>> BEGIN DATA TO PROCESS
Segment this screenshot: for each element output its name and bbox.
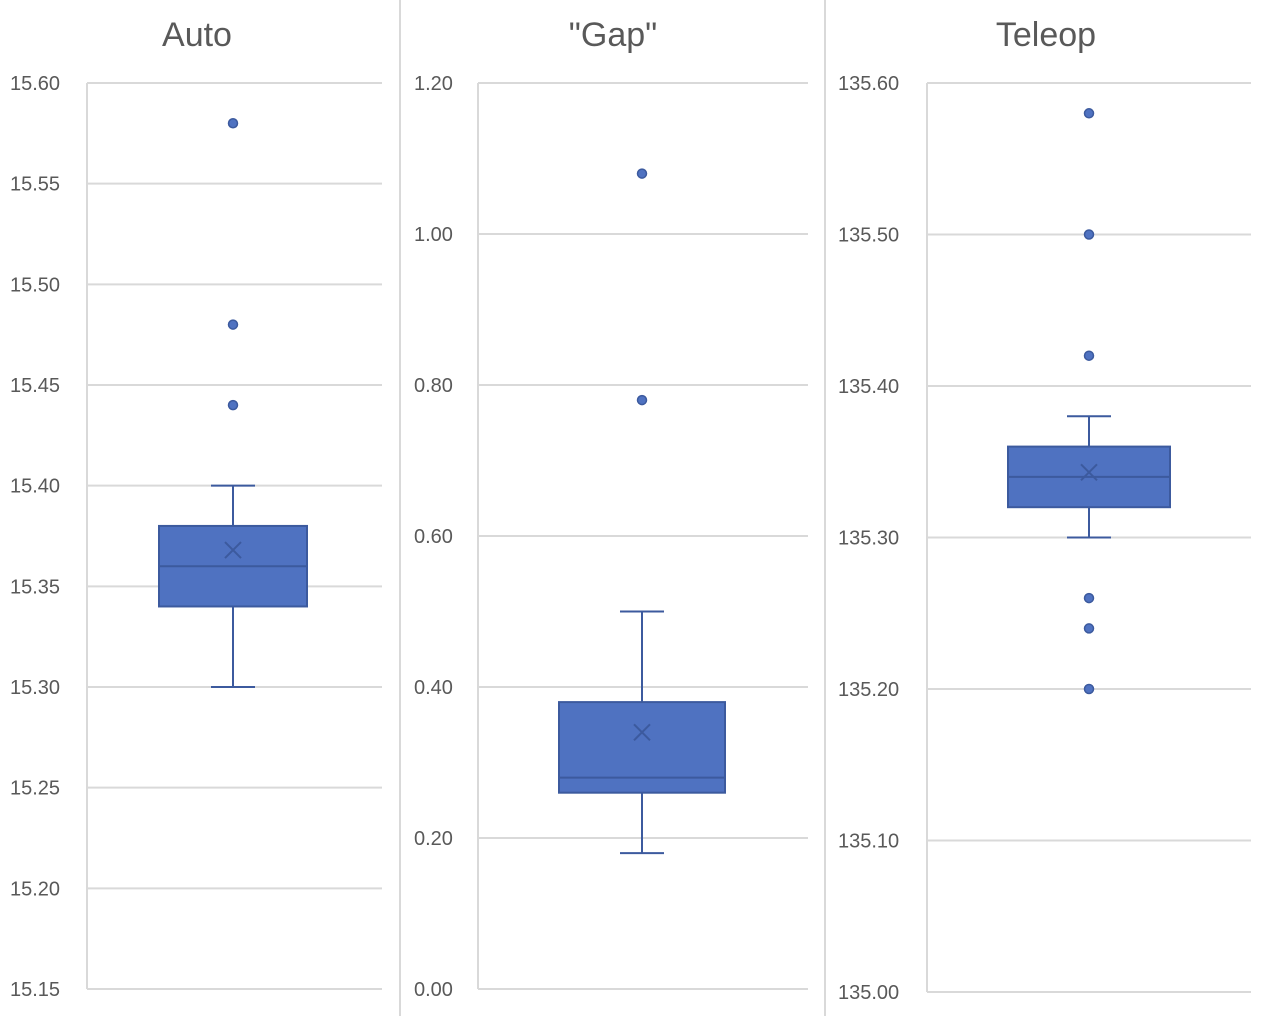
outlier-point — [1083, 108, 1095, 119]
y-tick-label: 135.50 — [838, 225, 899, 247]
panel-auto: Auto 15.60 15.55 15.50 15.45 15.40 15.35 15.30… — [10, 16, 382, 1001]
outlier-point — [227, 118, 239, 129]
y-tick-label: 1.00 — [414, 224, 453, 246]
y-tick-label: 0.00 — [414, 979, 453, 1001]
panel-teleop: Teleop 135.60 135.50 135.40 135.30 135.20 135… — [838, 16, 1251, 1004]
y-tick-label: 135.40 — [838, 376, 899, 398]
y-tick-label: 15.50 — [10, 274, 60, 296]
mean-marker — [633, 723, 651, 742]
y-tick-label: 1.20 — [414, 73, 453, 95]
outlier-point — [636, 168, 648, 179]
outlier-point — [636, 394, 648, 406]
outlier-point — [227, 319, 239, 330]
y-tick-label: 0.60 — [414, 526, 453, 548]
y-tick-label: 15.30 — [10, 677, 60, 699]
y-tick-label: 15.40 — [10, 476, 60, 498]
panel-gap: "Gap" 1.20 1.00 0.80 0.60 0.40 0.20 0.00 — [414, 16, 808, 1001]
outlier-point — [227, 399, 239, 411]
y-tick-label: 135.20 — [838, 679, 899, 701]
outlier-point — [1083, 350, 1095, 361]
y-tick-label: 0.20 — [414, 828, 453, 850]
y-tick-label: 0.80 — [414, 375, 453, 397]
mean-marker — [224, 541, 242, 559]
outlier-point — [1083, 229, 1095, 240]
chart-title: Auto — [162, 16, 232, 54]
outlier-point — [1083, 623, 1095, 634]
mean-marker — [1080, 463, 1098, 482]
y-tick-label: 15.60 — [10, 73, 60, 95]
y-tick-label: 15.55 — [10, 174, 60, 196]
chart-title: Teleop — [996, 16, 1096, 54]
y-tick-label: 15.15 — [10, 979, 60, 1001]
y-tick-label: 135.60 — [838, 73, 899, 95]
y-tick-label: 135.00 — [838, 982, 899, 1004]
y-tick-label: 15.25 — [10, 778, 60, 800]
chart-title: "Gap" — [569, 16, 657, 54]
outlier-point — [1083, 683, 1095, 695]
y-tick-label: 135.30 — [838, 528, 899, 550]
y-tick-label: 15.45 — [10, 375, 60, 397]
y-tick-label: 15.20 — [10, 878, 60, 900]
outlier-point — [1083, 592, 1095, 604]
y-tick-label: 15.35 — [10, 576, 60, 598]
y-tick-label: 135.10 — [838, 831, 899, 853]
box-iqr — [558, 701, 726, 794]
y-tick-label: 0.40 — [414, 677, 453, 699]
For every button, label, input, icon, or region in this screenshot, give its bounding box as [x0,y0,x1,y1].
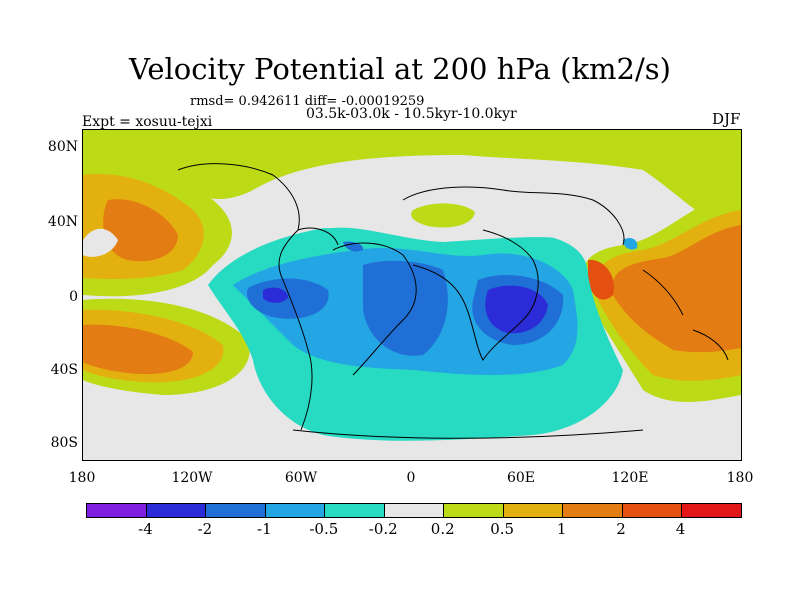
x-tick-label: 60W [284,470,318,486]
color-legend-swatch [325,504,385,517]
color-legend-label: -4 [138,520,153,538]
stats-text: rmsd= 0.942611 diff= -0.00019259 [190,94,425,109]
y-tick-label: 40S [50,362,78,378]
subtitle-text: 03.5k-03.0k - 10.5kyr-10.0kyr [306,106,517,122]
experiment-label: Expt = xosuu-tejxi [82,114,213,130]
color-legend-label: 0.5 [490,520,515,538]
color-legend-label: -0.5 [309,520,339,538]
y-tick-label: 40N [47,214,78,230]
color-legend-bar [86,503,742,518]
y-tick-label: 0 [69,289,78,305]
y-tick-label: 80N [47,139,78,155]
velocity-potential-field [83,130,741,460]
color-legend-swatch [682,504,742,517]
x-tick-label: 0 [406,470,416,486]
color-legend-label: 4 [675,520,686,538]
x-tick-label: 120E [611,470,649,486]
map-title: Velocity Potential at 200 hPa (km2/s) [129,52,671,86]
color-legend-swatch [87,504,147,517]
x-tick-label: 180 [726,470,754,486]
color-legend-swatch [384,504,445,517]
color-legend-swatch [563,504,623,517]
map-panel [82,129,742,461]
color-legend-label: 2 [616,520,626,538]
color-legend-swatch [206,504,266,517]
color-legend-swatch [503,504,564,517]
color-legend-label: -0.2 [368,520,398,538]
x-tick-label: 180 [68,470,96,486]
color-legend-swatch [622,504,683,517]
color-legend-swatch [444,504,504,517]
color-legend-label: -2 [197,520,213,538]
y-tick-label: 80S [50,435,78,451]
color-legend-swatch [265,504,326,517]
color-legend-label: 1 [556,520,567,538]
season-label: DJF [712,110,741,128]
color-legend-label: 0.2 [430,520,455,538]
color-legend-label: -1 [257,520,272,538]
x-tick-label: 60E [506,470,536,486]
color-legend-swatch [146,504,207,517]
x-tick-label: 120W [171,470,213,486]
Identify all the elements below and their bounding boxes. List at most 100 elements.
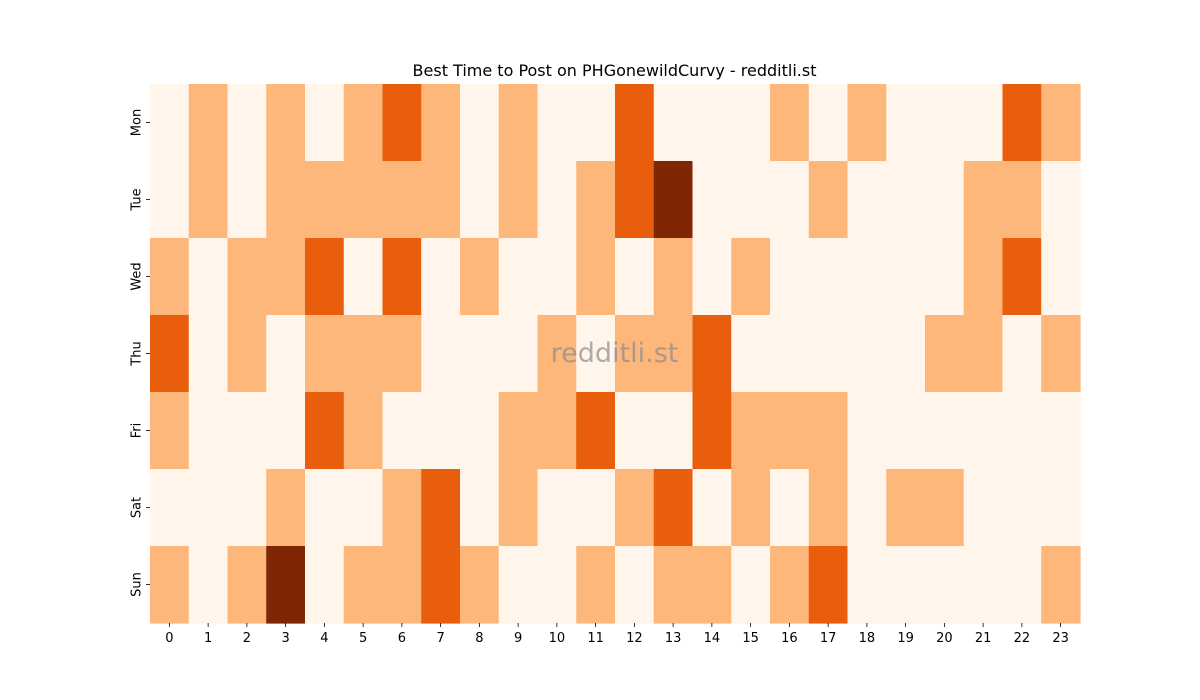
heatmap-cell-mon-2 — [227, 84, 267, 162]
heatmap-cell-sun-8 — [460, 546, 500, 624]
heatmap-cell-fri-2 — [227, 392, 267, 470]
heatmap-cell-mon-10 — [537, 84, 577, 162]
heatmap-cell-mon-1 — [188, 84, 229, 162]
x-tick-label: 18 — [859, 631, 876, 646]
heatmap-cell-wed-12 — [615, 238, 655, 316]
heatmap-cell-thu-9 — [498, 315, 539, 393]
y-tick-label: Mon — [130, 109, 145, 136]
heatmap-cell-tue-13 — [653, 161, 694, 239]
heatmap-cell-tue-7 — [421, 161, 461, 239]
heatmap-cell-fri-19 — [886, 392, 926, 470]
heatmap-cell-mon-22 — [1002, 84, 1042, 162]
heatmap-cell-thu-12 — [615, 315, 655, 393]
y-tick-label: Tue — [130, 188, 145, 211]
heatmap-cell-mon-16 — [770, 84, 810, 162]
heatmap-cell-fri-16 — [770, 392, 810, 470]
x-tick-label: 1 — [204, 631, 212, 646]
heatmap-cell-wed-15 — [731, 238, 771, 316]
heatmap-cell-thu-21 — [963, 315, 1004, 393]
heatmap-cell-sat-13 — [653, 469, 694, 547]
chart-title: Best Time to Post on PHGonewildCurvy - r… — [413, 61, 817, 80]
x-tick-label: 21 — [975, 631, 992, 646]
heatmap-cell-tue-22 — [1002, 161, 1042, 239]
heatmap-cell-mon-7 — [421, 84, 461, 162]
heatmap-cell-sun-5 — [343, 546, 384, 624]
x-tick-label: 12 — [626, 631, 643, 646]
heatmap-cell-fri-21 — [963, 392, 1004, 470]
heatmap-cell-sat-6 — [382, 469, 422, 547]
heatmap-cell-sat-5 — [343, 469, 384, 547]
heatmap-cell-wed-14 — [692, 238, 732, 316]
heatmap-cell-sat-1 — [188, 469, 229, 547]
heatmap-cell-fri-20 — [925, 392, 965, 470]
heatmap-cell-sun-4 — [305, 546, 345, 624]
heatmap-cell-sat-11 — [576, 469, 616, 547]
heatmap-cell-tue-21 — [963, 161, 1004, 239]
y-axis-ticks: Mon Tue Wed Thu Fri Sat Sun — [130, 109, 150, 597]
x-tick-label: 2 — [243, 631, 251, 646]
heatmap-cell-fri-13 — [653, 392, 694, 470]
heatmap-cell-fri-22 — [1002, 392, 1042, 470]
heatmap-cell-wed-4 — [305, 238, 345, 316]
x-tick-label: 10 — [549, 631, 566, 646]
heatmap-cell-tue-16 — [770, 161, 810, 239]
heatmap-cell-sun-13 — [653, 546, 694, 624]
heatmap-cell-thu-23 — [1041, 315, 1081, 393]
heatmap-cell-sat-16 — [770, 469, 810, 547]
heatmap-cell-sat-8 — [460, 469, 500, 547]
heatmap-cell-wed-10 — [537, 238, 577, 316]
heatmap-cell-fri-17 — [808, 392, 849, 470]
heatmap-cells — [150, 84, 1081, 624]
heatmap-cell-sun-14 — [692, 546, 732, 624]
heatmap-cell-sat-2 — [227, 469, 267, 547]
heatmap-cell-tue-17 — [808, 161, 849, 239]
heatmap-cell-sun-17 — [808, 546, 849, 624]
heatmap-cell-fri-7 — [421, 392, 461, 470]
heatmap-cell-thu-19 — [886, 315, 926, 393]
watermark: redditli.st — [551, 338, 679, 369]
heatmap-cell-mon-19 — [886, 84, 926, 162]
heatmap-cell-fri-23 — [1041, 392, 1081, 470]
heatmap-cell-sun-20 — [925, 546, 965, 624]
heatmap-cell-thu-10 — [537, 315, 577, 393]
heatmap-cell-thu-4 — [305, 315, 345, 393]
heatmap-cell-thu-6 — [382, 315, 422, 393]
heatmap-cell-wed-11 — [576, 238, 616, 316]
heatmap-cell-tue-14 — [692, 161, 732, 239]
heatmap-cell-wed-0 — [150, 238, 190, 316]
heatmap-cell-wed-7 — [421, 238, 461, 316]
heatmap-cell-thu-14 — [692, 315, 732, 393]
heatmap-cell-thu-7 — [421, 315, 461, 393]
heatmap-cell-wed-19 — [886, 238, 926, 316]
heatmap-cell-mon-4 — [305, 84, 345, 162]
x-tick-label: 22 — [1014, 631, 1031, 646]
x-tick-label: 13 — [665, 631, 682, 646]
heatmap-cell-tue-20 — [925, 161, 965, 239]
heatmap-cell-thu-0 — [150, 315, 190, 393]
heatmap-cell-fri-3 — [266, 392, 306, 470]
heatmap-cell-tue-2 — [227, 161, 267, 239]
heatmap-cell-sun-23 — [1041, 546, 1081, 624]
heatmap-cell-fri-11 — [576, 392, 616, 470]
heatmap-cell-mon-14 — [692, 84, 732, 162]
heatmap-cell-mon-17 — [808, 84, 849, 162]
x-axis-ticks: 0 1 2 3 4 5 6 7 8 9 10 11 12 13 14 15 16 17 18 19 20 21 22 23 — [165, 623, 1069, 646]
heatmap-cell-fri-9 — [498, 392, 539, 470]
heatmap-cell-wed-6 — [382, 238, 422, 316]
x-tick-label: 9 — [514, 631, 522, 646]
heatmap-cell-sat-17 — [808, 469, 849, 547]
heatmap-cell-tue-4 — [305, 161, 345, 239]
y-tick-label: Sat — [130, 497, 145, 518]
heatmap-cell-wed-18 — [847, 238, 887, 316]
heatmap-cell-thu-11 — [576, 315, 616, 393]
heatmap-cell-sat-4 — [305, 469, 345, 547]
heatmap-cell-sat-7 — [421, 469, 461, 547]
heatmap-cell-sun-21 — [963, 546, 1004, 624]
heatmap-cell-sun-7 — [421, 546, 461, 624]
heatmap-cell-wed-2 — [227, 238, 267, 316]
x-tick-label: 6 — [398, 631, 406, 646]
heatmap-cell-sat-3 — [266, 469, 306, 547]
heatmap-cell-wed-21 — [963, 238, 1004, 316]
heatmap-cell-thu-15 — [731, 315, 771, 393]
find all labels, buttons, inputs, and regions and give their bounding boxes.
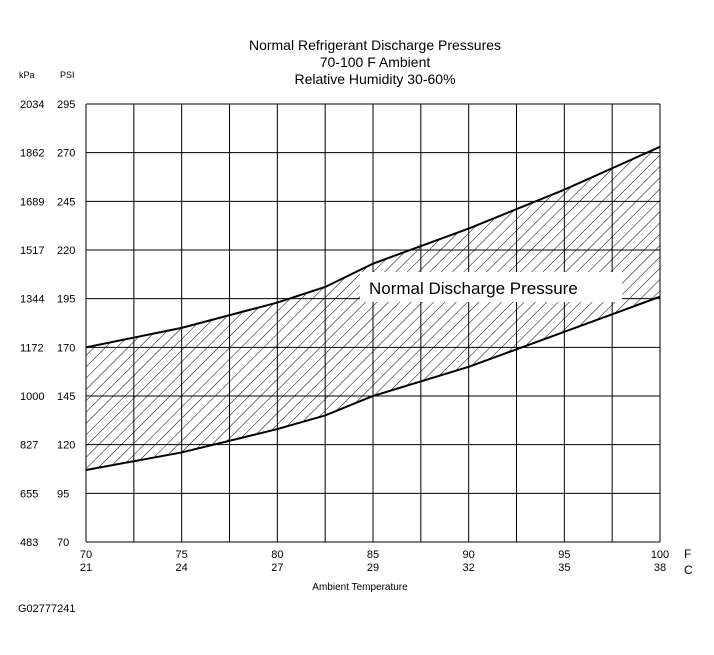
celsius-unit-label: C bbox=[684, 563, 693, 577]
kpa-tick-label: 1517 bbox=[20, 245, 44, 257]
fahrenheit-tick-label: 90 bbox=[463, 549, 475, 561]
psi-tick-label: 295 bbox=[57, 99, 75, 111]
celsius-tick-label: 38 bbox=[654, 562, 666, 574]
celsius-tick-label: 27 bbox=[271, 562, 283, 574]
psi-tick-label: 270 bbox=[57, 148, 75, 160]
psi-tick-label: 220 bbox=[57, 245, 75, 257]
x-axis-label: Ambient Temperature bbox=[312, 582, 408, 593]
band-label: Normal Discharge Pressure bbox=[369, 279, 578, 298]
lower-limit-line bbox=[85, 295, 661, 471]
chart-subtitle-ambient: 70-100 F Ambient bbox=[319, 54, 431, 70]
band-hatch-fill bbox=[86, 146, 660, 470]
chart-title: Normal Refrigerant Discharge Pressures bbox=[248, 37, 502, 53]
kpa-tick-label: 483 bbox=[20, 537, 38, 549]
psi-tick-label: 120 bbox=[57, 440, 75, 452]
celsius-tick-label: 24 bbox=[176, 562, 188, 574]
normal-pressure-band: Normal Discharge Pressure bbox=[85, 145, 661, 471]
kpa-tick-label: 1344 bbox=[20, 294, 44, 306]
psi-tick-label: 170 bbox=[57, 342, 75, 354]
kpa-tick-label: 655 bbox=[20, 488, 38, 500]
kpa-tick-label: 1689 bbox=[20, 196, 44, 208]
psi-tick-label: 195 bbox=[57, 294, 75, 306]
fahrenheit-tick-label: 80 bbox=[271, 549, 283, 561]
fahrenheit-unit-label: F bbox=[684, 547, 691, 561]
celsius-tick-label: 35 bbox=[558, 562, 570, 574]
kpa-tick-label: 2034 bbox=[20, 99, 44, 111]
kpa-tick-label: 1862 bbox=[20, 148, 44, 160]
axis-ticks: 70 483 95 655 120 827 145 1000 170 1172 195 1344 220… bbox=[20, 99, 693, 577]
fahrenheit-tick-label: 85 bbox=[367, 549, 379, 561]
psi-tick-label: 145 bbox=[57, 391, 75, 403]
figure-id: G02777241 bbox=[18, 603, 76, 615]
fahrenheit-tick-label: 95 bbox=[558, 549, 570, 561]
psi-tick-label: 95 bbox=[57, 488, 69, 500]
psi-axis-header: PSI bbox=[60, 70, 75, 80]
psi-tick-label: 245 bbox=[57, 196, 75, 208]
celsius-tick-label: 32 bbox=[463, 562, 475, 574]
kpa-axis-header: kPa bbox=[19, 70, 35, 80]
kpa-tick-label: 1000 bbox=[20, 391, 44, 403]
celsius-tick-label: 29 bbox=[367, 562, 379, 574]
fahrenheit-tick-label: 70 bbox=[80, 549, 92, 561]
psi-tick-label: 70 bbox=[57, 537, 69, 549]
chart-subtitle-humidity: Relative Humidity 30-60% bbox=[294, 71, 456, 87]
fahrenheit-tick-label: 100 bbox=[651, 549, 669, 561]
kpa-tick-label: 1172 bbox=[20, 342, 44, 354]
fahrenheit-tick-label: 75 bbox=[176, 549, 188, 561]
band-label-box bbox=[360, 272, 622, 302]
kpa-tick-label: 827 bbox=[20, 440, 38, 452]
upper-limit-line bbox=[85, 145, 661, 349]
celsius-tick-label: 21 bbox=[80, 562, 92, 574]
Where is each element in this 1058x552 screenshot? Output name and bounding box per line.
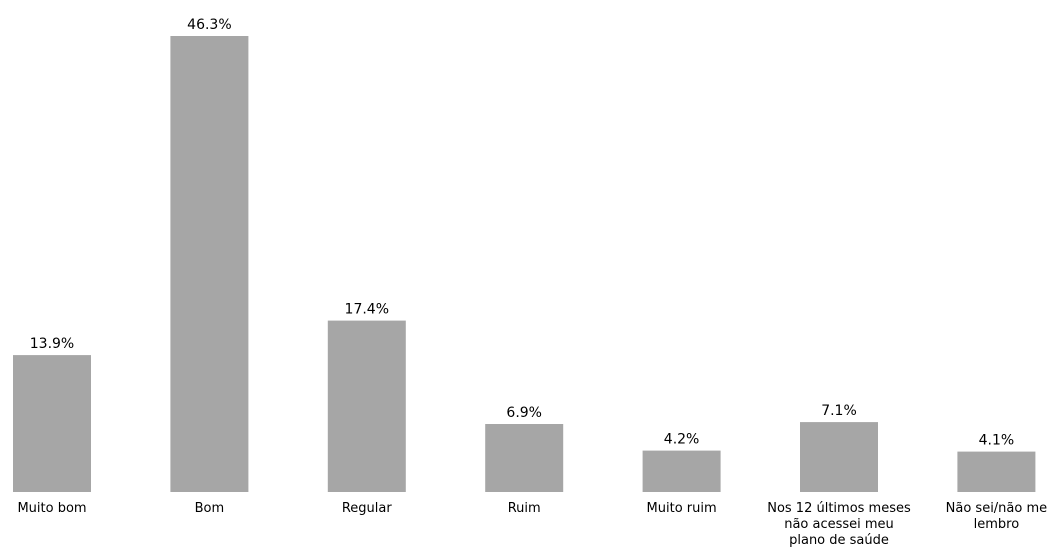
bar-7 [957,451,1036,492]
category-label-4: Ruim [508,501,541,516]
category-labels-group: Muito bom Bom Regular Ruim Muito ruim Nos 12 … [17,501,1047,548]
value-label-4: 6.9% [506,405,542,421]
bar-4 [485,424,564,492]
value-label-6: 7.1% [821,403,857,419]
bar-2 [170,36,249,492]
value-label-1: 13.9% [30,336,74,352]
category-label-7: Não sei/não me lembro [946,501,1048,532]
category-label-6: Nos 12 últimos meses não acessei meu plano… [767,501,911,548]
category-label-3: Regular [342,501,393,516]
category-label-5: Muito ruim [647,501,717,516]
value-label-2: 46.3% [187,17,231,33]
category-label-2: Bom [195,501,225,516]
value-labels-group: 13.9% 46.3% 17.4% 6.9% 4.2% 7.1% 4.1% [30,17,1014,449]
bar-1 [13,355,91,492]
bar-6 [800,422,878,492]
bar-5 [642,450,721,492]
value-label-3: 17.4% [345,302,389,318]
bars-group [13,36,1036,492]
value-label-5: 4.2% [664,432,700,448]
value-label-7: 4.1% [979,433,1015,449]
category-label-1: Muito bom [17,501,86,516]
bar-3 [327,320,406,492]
>> END DATA TO PROCESS
AIM OF THE EXERCISE -> Can you rewrite the material from the line that has "outlier-point — [1083, 108, 1095, 119]" through the line that has "y-tick-label: 135.40 — [838, 376, 899, 398]", changing "y-tick-label" to "axis-tick-label" and leaving everything else the same?

TASK RESULT ->
outlier-point — [1083, 108, 1095, 119]
axis-tick-label: 135.50 — [838, 225, 899, 247]
panel-auto: Auto 15.60 15.55 15.50 15.45 15.40 15.35 15.30… — [10, 16, 382, 1001]
outlier-point — [227, 118, 239, 129]
axis-tick-label: 1.00 — [414, 224, 453, 246]
axis-tick-label: 0.00 — [414, 979, 453, 1001]
panel-teleop: Teleop 135.60 135.50 135.40 135.30 135.20 135… — [838, 16, 1251, 1004]
axis-tick-label: 135.40 — [838, 376, 899, 398]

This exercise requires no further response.